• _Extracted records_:
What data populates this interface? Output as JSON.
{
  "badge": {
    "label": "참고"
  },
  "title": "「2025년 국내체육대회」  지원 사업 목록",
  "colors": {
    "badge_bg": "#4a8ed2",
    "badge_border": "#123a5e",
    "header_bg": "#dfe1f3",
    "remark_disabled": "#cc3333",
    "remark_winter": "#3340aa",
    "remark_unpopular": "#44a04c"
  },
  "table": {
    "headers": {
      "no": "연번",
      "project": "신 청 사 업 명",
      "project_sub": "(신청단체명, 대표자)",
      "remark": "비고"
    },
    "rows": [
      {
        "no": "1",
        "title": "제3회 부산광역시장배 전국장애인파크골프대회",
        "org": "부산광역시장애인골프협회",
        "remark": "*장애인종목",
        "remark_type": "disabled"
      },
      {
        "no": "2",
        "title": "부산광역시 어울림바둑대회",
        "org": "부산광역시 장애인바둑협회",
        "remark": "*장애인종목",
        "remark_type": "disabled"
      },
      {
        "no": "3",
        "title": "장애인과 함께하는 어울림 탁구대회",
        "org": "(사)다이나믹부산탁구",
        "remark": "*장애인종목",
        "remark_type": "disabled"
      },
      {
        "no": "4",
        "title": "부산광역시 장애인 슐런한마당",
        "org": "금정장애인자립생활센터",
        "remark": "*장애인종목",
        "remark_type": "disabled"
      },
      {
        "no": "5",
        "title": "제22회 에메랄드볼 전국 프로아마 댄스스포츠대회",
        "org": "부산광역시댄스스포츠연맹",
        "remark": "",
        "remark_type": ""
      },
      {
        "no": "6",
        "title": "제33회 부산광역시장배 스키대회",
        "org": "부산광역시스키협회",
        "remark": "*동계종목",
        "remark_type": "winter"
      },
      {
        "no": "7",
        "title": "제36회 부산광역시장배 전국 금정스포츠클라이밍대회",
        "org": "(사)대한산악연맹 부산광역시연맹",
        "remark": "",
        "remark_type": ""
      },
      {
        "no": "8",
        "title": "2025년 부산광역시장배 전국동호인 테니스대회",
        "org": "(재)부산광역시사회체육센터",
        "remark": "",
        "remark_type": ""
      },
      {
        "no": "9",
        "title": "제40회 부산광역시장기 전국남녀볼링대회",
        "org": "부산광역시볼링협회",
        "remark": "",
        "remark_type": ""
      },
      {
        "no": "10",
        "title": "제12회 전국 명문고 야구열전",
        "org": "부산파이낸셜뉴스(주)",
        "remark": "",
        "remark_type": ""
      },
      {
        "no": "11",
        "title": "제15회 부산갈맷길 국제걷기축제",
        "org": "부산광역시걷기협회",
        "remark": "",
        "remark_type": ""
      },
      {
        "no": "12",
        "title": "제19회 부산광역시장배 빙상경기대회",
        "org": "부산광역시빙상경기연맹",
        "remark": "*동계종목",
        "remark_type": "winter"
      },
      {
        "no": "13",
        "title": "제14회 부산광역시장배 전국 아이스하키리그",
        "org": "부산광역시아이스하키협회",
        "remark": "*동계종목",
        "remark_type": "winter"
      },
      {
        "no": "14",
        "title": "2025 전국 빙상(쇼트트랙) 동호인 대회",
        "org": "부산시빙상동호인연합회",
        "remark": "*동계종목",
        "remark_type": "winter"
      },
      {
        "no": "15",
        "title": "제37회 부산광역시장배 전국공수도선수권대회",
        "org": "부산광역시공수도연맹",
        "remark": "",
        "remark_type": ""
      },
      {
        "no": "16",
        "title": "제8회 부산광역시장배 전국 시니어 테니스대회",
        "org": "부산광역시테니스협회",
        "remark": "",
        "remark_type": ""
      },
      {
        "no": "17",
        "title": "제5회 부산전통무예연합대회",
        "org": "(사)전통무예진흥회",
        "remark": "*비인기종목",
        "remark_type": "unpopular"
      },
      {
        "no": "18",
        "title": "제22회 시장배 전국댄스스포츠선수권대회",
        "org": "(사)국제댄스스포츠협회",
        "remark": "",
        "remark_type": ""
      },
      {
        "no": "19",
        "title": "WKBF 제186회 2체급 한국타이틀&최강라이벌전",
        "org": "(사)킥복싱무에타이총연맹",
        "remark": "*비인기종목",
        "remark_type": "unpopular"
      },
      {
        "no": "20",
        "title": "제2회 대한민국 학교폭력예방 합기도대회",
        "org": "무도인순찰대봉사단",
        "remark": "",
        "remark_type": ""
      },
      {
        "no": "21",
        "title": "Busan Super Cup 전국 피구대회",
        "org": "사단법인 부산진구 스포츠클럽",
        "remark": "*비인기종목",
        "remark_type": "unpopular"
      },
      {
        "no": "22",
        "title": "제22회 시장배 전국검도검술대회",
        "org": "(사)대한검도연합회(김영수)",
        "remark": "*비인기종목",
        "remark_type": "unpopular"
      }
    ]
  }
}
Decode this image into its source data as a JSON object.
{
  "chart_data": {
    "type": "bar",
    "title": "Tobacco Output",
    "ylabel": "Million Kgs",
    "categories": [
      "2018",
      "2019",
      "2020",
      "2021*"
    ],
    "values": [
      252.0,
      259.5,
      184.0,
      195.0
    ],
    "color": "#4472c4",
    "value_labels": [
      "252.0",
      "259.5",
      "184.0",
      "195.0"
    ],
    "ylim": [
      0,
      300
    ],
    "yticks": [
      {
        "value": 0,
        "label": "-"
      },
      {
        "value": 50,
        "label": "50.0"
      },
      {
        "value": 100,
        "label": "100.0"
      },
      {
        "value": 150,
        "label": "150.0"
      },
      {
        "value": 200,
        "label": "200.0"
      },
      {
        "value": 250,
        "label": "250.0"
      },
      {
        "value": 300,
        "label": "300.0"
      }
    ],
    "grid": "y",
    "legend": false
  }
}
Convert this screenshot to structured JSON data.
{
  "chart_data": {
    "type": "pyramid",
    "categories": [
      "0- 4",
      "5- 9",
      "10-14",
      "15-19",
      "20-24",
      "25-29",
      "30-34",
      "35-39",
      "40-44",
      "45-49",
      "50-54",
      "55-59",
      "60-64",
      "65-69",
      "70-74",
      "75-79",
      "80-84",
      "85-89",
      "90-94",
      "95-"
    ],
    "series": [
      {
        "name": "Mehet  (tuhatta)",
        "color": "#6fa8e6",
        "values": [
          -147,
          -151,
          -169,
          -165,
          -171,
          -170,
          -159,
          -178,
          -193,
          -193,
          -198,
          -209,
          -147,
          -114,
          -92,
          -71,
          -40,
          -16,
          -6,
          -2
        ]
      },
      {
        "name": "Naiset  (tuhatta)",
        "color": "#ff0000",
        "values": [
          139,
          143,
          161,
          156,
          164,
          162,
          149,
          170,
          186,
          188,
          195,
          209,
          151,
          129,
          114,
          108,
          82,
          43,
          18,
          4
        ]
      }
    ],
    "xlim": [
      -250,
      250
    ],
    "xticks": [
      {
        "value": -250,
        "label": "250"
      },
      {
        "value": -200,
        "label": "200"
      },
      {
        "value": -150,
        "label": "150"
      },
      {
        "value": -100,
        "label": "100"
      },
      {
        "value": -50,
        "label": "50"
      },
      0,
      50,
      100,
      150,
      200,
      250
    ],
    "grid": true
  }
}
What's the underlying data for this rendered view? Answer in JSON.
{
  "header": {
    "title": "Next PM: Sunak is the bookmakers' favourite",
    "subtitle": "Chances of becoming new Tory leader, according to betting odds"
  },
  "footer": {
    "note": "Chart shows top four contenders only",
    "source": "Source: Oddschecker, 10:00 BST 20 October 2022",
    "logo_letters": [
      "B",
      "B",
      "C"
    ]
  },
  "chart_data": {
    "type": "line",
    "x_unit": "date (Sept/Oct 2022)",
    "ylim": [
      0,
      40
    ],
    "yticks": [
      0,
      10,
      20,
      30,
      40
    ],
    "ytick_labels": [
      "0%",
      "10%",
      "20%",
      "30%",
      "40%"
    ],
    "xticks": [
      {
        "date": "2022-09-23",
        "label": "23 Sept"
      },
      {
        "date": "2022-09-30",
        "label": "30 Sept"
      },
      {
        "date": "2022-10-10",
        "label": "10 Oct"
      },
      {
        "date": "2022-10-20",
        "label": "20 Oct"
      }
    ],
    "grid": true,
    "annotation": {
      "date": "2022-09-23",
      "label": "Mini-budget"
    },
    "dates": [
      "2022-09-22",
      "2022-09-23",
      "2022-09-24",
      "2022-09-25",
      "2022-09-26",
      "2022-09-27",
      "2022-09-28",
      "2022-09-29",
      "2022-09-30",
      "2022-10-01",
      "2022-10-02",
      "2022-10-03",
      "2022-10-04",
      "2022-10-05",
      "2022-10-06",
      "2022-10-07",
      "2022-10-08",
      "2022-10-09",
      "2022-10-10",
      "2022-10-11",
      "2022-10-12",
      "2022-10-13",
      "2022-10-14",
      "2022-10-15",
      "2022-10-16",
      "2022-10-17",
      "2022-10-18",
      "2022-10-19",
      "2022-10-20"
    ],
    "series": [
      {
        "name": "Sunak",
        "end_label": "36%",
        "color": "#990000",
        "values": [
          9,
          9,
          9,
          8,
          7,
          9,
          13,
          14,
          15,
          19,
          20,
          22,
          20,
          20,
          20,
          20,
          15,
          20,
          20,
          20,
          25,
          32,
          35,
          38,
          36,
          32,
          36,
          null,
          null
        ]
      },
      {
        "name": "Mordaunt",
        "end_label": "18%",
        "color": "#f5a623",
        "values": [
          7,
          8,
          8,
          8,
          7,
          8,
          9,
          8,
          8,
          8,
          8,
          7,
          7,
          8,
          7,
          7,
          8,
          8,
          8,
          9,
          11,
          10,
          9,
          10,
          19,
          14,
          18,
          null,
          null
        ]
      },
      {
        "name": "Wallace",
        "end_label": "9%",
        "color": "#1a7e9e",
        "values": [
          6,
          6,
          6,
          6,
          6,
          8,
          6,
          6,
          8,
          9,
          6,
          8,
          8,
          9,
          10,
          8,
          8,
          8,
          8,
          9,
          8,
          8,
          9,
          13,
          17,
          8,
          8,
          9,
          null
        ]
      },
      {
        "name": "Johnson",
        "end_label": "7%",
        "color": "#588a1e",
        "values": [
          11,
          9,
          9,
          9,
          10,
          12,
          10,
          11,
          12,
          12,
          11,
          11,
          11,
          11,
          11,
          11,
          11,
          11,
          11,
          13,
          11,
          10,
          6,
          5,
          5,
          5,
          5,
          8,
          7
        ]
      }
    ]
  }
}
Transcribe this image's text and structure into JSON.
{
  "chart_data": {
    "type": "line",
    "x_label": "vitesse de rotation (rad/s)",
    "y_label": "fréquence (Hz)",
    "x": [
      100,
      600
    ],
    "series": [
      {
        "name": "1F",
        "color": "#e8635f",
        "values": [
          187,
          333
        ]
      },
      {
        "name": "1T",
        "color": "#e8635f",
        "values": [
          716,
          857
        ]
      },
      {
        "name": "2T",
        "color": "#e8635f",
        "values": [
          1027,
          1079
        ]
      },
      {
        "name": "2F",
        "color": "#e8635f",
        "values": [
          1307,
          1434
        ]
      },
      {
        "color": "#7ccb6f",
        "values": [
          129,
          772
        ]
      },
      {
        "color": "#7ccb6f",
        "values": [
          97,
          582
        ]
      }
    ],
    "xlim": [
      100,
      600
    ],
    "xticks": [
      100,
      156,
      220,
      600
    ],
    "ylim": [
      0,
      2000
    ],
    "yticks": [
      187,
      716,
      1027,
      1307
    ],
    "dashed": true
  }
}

• _Task details_:
Collect from the data above every line that includes "source".

• _Answer to the problem_:
Decode this image into its source data as a JSON object.
    "source": "Source: Oddschecker, 10:00 BST 20 October 2022",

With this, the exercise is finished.